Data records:
┌────────
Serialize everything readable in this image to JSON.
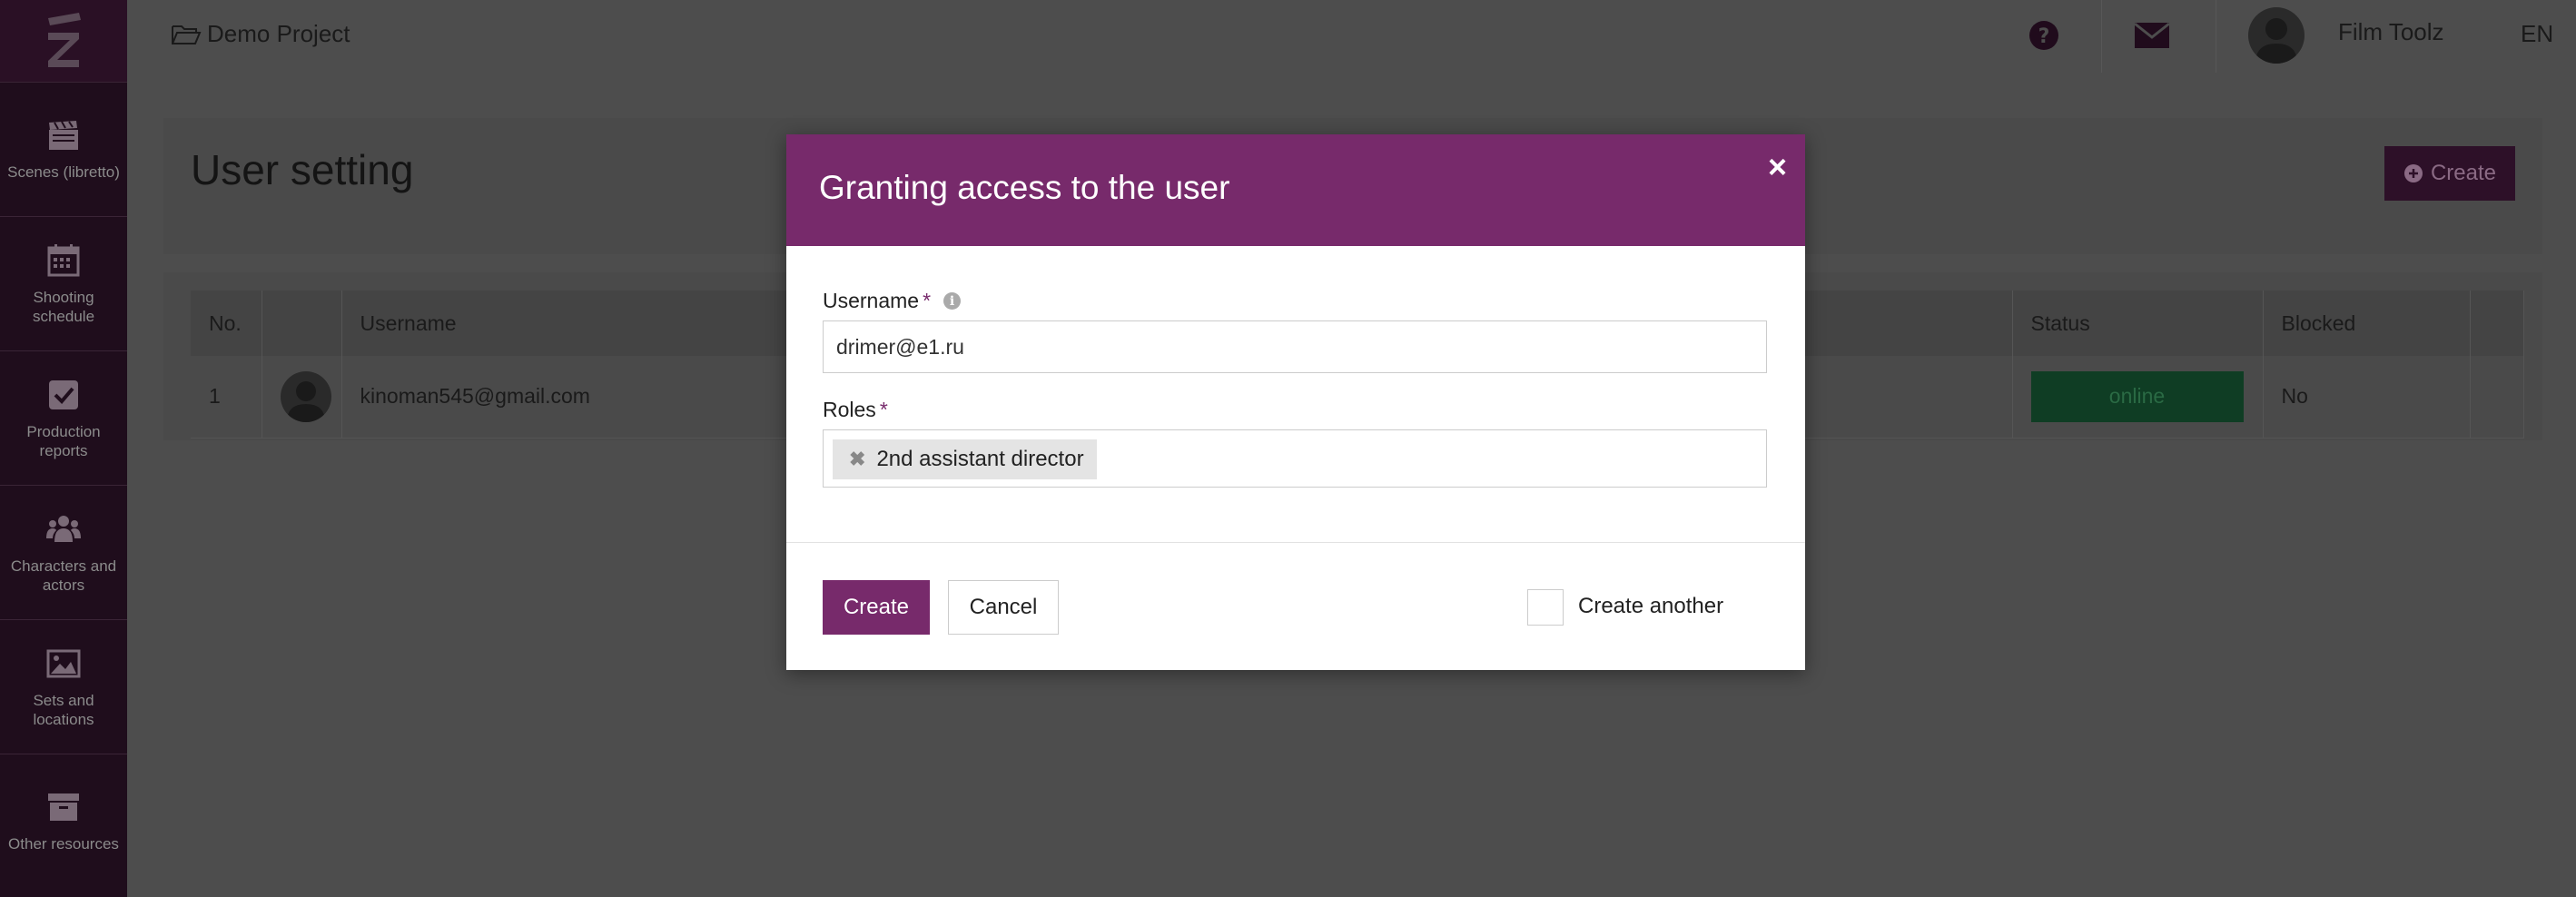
{
  "project": {
    "name": "Demo Project"
  },
  "sidebar": {
    "items": [
      {
        "label": "Scenes (libretto)",
        "icon": "clapperboard-icon"
      },
      {
        "label": "Shooting schedule",
        "icon": "calendar-icon"
      },
      {
        "label": "Production reports",
        "icon": "checkbox-icon"
      },
      {
        "label": "Characters and actors",
        "icon": "users-icon"
      },
      {
        "label": "Sets and locations",
        "icon": "image-icon"
      },
      {
        "label": "Other resources",
        "icon": "archive-icon"
      }
    ]
  },
  "topbar": {
    "user_name": "Film Toolz",
    "language": "EN"
  },
  "page": {
    "title": "User setting",
    "create_label": "Create"
  },
  "table": {
    "columns": [
      "No.",
      "",
      "Username",
      "Status",
      "Blocked"
    ],
    "rows": [
      {
        "no": "1",
        "username": "kinoman545@gmail.com",
        "status": "online",
        "blocked": "No"
      }
    ]
  },
  "modal": {
    "title": "Granting access to the user",
    "username_label": "Username",
    "username_value": "drimer@e1.ru",
    "required_mark": "*",
    "roles_label": "Roles",
    "role_tag": "2nd assistant director",
    "create_label": "Create",
    "cancel_label": "Cancel",
    "create_another_label": "Create another",
    "close_glyph": "×"
  },
  "colors": {
    "accent": "#772a6b",
    "status_online": "#0f3d24"
  }
}
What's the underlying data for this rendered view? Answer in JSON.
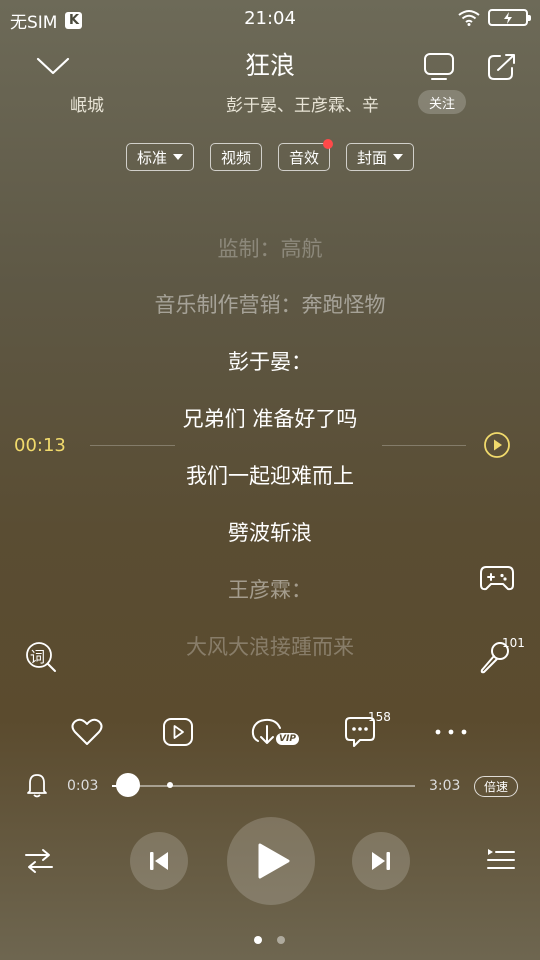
{
  "status_bar": {
    "carrier": "无SIM",
    "carrier_badge": "K",
    "time": "21:04"
  },
  "header": {
    "title": "狂浪",
    "singer_left": "岷城",
    "singers": "彭于晏、王彦霖、辛",
    "follow_label": "关注"
  },
  "tabs": [
    {
      "label": "标准",
      "dropdown": true
    },
    {
      "label": "视频",
      "dropdown": false
    },
    {
      "label": "音效",
      "dropdown": false,
      "badge": true
    },
    {
      "label": "封面",
      "dropdown": true
    }
  ],
  "lyrics": [
    "监制：高航",
    "音乐制作营销：奔跑怪物",
    "彭于晏：",
    "兄弟们 准备好了吗",
    "我们一起迎难而上",
    "劈波斩浪",
    "王彦霖：",
    "大风大浪接踵而来"
  ],
  "lyric_position_time": "00:13",
  "side": {
    "lyric_icon_label": "词",
    "karaoke_count": "101"
  },
  "actions": {
    "comment_count": "158",
    "vip_label": "VIP"
  },
  "progress": {
    "current": "0:03",
    "total": "3:03",
    "fraction": 0.016,
    "speed_label": "倍速"
  },
  "colors": {
    "accent_time": "#f1da6c",
    "badge_red": "#ff4949"
  },
  "pager": {
    "count": 2,
    "active": 0
  }
}
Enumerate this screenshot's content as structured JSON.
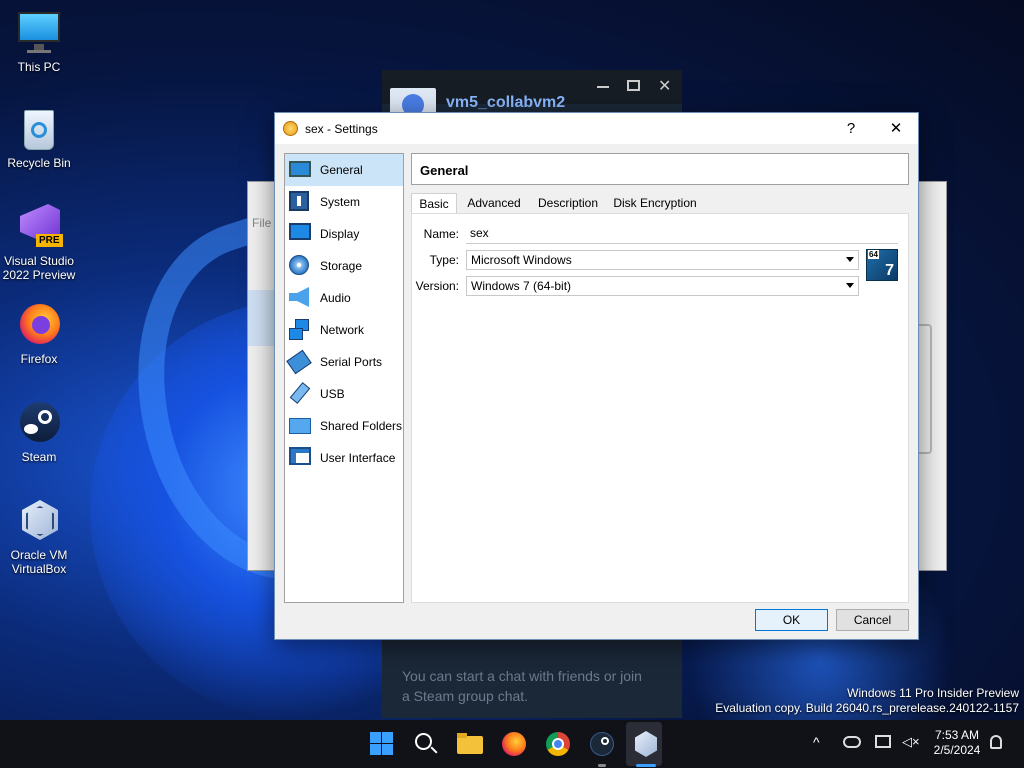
{
  "desktop": {
    "icons": [
      {
        "label": "This PC"
      },
      {
        "label": "Recycle Bin"
      },
      {
        "label": "Visual Studio 2022 Preview",
        "badge": "PRE"
      },
      {
        "label": "Firefox"
      },
      {
        "label": "Steam"
      },
      {
        "label": "Oracle VM VirtualBox"
      }
    ]
  },
  "steam": {
    "user": "vm5_collabvm2",
    "chat_hint": "You can start a chat with friends or join a Steam group chat."
  },
  "vbox_bg": {
    "menu_file": "File"
  },
  "dialog": {
    "title": "sex - Settings",
    "help": "?",
    "close": "✕",
    "categories": [
      {
        "label": "General",
        "icon": "general-icon"
      },
      {
        "label": "System",
        "icon": "system-icon"
      },
      {
        "label": "Display",
        "icon": "display-icon"
      },
      {
        "label": "Storage",
        "icon": "storage-icon"
      },
      {
        "label": "Audio",
        "icon": "audio-icon"
      },
      {
        "label": "Network",
        "icon": "network-icon"
      },
      {
        "label": "Serial Ports",
        "icon": "serial-ports-icon"
      },
      {
        "label": "USB",
        "icon": "usb-icon"
      },
      {
        "label": "Shared Folders",
        "icon": "shared-folders-icon"
      },
      {
        "label": "User Interface",
        "icon": "user-interface-icon"
      }
    ],
    "selected_category": "General",
    "header": "General",
    "tabs": [
      "Basic",
      "Advanced",
      "Description",
      "Disk Encryption"
    ],
    "active_tab": "Basic",
    "fields": {
      "name_label": "Name:",
      "name_value": "sex",
      "type_label": "Type:",
      "type_value": "Microsoft Windows",
      "version_label": "Version:",
      "version_value": "Windows 7 (64-bit)"
    },
    "os_badge": {
      "bits": "64",
      "version": "7"
    },
    "ok": "OK",
    "cancel": "Cancel"
  },
  "watermark": {
    "line1": "Windows 11 Pro Insider Preview",
    "line2": "Evaluation copy. Build 26040.rs_prerelease.240122-1157"
  },
  "taskbar": {
    "time": "7:53 AM",
    "date": "2/5/2024",
    "apps": [
      "start-icon",
      "search-icon",
      "file-explorer-icon",
      "firefox-icon",
      "chrome-icon",
      "steam-icon",
      "virtualbox-icon"
    ]
  },
  "colors": {
    "accent": "#0078d7",
    "selection": "#cce4f7",
    "taskbar": "#101218"
  }
}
└────────
### INSTRUCTIONS TO FOLLOW
Quote all of the entries word for word, omitting any pictures.

### THE COMPLETED TASK
Serialize everything readable in this image to JSON.
{
  "project": {
    "name": "Demo Project"
  },
  "sidebar": {
    "items": [
      {
        "label": "Scenes (libretto)",
        "icon": "clapperboard-icon"
      },
      {
        "label": "Shooting schedule",
        "icon": "calendar-icon"
      },
      {
        "label": "Production reports",
        "icon": "checkbox-icon"
      },
      {
        "label": "Characters and actors",
        "icon": "users-icon"
      },
      {
        "label": "Sets and locations",
        "icon": "image-icon"
      },
      {
        "label": "Other resources",
        "icon": "archive-icon"
      }
    ]
  },
  "topbar": {
    "user_name": "Film Toolz",
    "language": "EN"
  },
  "page": {
    "title": "User setting",
    "create_label": "Create"
  },
  "table": {
    "columns": [
      "No.",
      "",
      "Username",
      "Status",
      "Blocked"
    ],
    "rows": [
      {
        "no": "1",
        "username": "kinoman545@gmail.com",
        "status": "online",
        "blocked": "No"
      }
    ]
  },
  "modal": {
    "title": "Granting access to the user",
    "username_label": "Username",
    "username_value": "drimer@e1.ru",
    "required_mark": "*",
    "roles_label": "Roles",
    "role_tag": "2nd assistant director",
    "create_label": "Create",
    "cancel_label": "Cancel",
    "create_another_label": "Create another",
    "close_glyph": "×"
  },
  "colors": {
    "accent": "#772a6b",
    "status_online": "#0f3d24"
  }
}
What's the underlying data for this rendered view? Answer in JSON.
{
  "status_bar": {
    "carrier": "无SIM",
    "carrier_badge": "K",
    "time": "21:04"
  },
  "header": {
    "title": "狂浪",
    "singer_left": "岷城",
    "singers": "彭于晏、王彦霖、辛",
    "follow_label": "关注"
  },
  "tabs": [
    {
      "label": "标准",
      "dropdown": true
    },
    {
      "label": "视频",
      "dropdown": false
    },
    {
      "label": "音效",
      "dropdown": false,
      "badge": true
    },
    {
      "label": "封面",
      "dropdown": true
    }
  ],
  "lyrics": [
    "监制：高航",
    "音乐制作营销：奔跑怪物",
    "彭于晏：",
    "兄弟们 准备好了吗",
    "我们一起迎难而上",
    "劈波斩浪",
    "王彦霖：",
    "大风大浪接踵而来"
  ],
  "lyric_position_time": "00:13",
  "side": {
    "lyric_icon_label": "词",
    "karaoke_count": "101"
  },
  "actions": {
    "comment_count": "158",
    "vip_label": "VIP"
  },
  "progress": {
    "current": "0:03",
    "total": "3:03",
    "fraction": 0.016,
    "speed_label": "倍速"
  },
  "colors": {
    "accent_time": "#f1da6c",
    "badge_red": "#ff4949"
  },
  "pager": {
    "count": 2,
    "active": 0
  }
}
Enumerate this screenshot's content as structured JSON.
{
  "desktop": {
    "icons": [
      {
        "label": "This PC"
      },
      {
        "label": "Recycle Bin"
      },
      {
        "label": "Visual Studio 2022 Preview",
        "badge": "PRE"
      },
      {
        "label": "Firefox"
      },
      {
        "label": "Steam"
      },
      {
        "label": "Oracle VM VirtualBox"
      }
    ]
  },
  "steam": {
    "user": "vm5_collabvm2",
    "chat_hint": "You can start a chat with friends or join a Steam group chat."
  },
  "vbox_bg": {
    "menu_file": "File"
  },
  "dialog": {
    "title": "sex - Settings",
    "help": "?",
    "close": "✕",
    "categories": [
      {
        "label": "General",
        "icon": "general-icon"
      },
      {
        "label": "System",
        "icon": "system-icon"
      },
      {
        "label": "Display",
        "icon": "display-icon"
      },
      {
        "label": "Storage",
        "icon": "storage-icon"
      },
      {
        "label": "Audio",
        "icon": "audio-icon"
      },
      {
        "label": "Network",
        "icon": "network-icon"
      },
      {
        "label": "Serial Ports",
        "icon": "serial-ports-icon"
      },
      {
        "label": "USB",
        "icon": "usb-icon"
      },
      {
        "label": "Shared Folders",
        "icon": "shared-folders-icon"
      },
      {
        "label": "User Interface",
        "icon": "user-interface-icon"
      }
    ],
    "selected_category": "General",
    "header": "General",
    "tabs": [
      "Basic",
      "Advanced",
      "Description",
      "Disk Encryption"
    ],
    "active_tab": "Basic",
    "fields": {
      "name_label": "Name:",
      "name_value": "sex",
      "type_label": "Type:",
      "type_value": "Microsoft Windows",
      "version_label": "Version:",
      "version_value": "Windows 7 (64-bit)"
    },
    "os_badge": {
      "bits": "64",
      "version": "7"
    },
    "ok": "OK",
    "cancel": "Cancel"
  },
  "watermark": {
    "line1": "Windows 11 Pro Insider Preview",
    "line2": "Evaluation copy. Build 26040.rs_prerelease.240122-1157"
  },
  "taskbar": {
    "time": "7:53 AM",
    "date": "2/5/2024",
    "apps": [
      "start-icon",
      "search-icon",
      "file-explorer-icon",
      "firefox-icon",
      "chrome-icon",
      "steam-icon",
      "virtualbox-icon"
    ]
  },
  "colors": {
    "accent": "#0078d7",
    "selection": "#cce4f7",
    "taskbar": "#101218"
  }
}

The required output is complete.